-- begin Provided data --

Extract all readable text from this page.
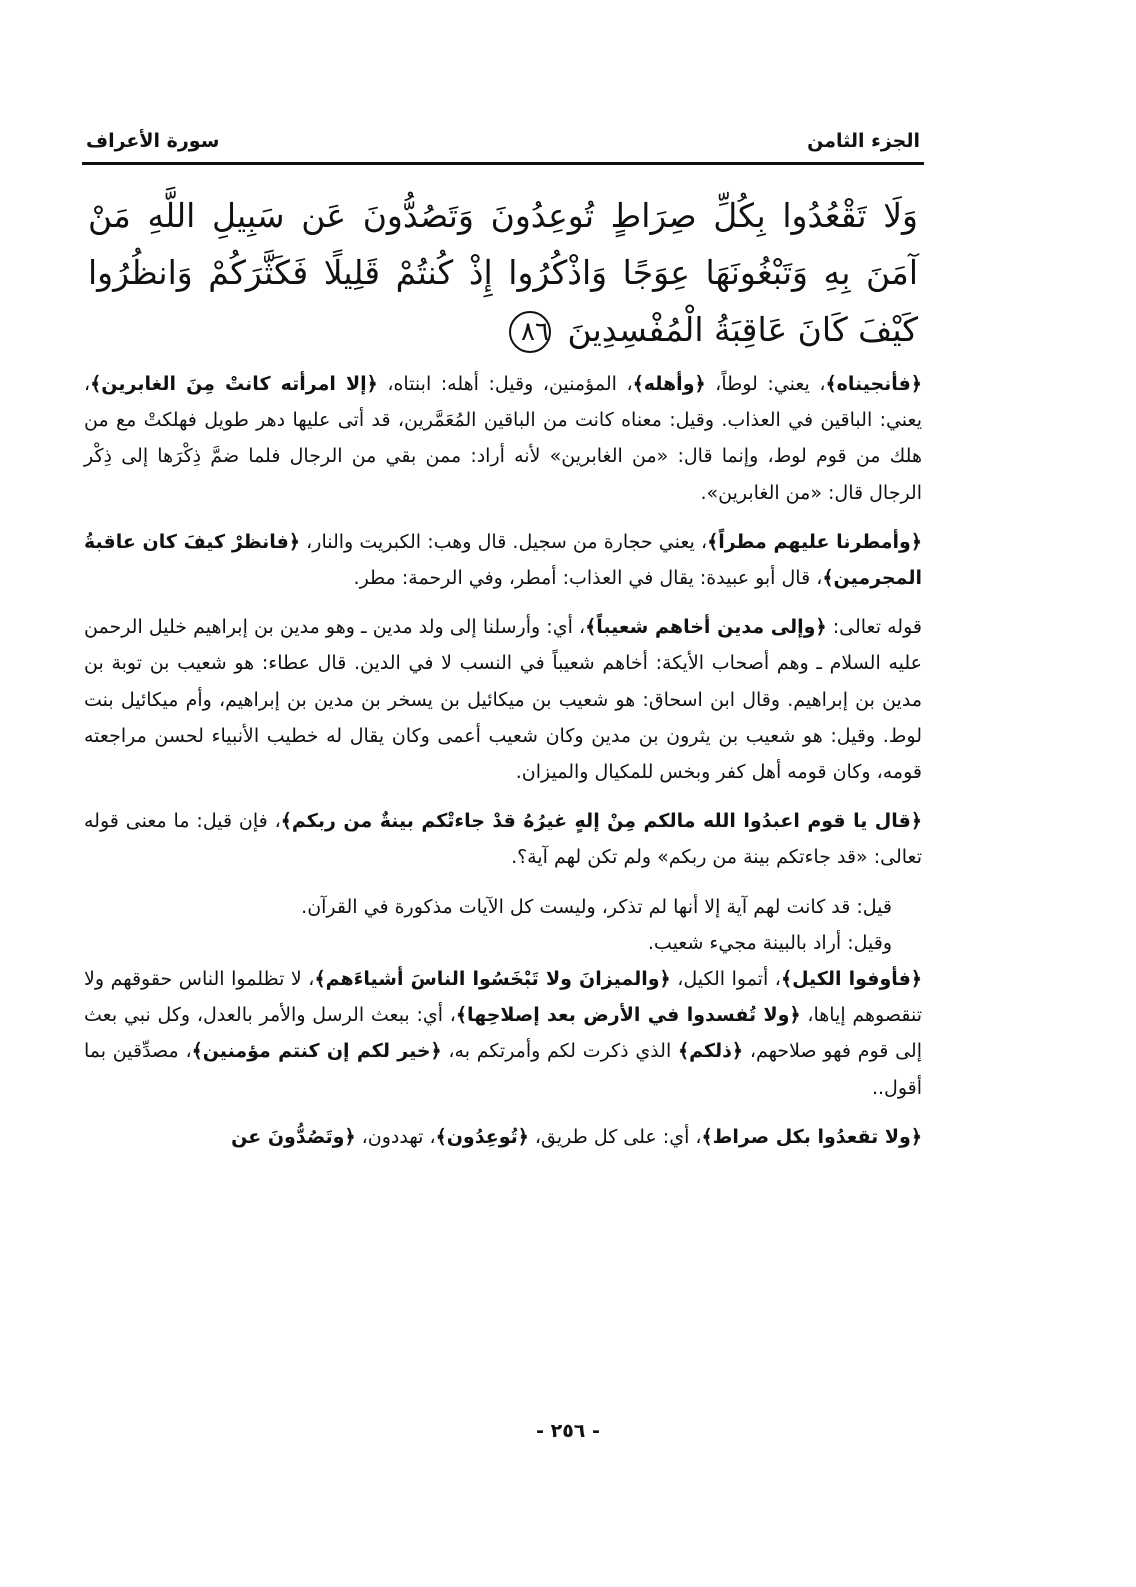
الجزء الثامن
سورة الأعراف
وَلَا تَقْعُدُوا بِكُلِّ صِرَاطٍ تُوعِدُونَ وَتَصُدُّونَ عَن سَبِيلِ اللَّهِ مَنْ آمَنَ بِهِ وَتَبْغُونَهَا عِوَجًا وَاذْكُرُوا إِذْ كُنتُمْ قَلِيلًا فَكَثَّرَكُمْ وَانظُرُوا كَيْفَ كَانَ عَاقِبَةُ الْمُفْسِدِينَ ٨٦

﴿فأنجيناه﴾، يعني: لوطاً، ﴿وأهله﴾، المؤمنين، وقيل: أهله: ابنتاه، ﴿إلا امرأته كانتْ مِنَ الغابرين﴾، يعني: الباقين في العذاب. وقيل: معناه كانت من الباقين المُعَمَّرين، قد أتى عليها دهر طويل فهلكتْ مع من هلك من قوم لوط، وإنما قال: «من الغابرين» لأنه أراد: ممن بقي من الرجال فلما ضمَّ ذِكْرَها إلى ذِكْر الرجال قال: «من الغابرين».

﴿وأمطرنا عليهم مطراً﴾، يعني حجارة من سجيل. قال وهب: الكبريت والنار، ﴿فانظرْ كيفَ كان عاقبةُ المجرمين﴾، قال أبو عبيدة: يقال في العذاب: أمطر، وفي الرحمة: مطر.

قوله تعالى: ﴿وإلى مدين أخاهم شعيباً﴾، أي: وأرسلنا إلى ولد مدين ـ وهو مدين بن إبراهيم خليل الرحمن عليه السلام ـ وهم أصحاب الأيكة: أخاهم شعيباً في النسب لا في الدين. قال عطاء: هو شعيب بن توبة بن مدين بن إبراهيم. وقال ابن اسحاق: هو شعيب بن ميكائيل بن يسخر بن مدين بن إبراهيم، وأم ميكائيل بنت لوط. وقيل: هو شعيب بن يثرون بن مدين وكان شعيب أعمى وكان يقال له خطيب الأنبياء لحسن مراجعته قومه، وكان قومه أهل كفر وبخس للمكيال والميزان.

﴿قال يا قوم اعبدُوا الله مالكم مِنْ إلهٍ غيرُهُ قدْ جاءتْكم بينةٌ من ربكم﴾، فإن قيل: ما معنى قوله تعالى: «قد جاءتكم بينة من ربكم» ولم تكن لهم آية؟.

قيل: قد كانت لهم آية إلا أنها لم تذكر، وليست كل الآيات مذكورة في القرآن.

وقيل: أراد بالبينة مجيء شعيب.

﴿فأوفوا الكيل﴾، أتموا الكيل، ﴿والميزانَ ولا تَبْخَسُوا الناسَ أشياءَهم﴾، لا تظلموا الناس حقوقهم ولا تنقصوهم إياها، ﴿ولا تُفسدوا في الأرض بعد إصلاحِها﴾، أي: ببعث الرسل والأمر بالعدل، وكل نبي بعث إلى قوم فهو صلاحهم، ﴿ذلكم﴾ الذي ذكرت لكم وأمرتكم به، ﴿خير لكم إن كنتم مؤمنين﴾، مصدِّقين بما أقول..

﴿ولا تقعدُوا بكل صراط﴾، أي: على كل طريق، ﴿تُوعِدُون﴾، تهددون، ﴿وتَصُدُّونَ عن

- ٢٥٦ -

-- end Provided data --

From the material above, gather all lines that include the string "شعيب" and copy them.

قوله تعالى: ﴿وإلى مدين أخاهم شعيباً﴾، أي: وأرسلنا إلى ولد مدين ـ وهو مدين بن إبراهيم خليل الرحمن عليه السلام ـ وهم أصحاب الأيكة: أخاهم شعيباً في النسب لا في الدين. قال عطاء: هو شعيب بن توبة بن مدين بن إبراهيم. وقال ابن اسحاق: هو شعيب بن ميكائيل بن يسخر بن مدين بن إبراهيم، وأم ميكائيل بنت لوط. وقيل: هو شعيب بن يثرون بن مدين وكان شعيب أعمى وكان يقال له خطيب الأنبياء لحسن مراجعته قومه، وكان قومه أهل كفر وبخس للمكيال والميزان.
وقيل: أراد بالبينة مجيء شعيب.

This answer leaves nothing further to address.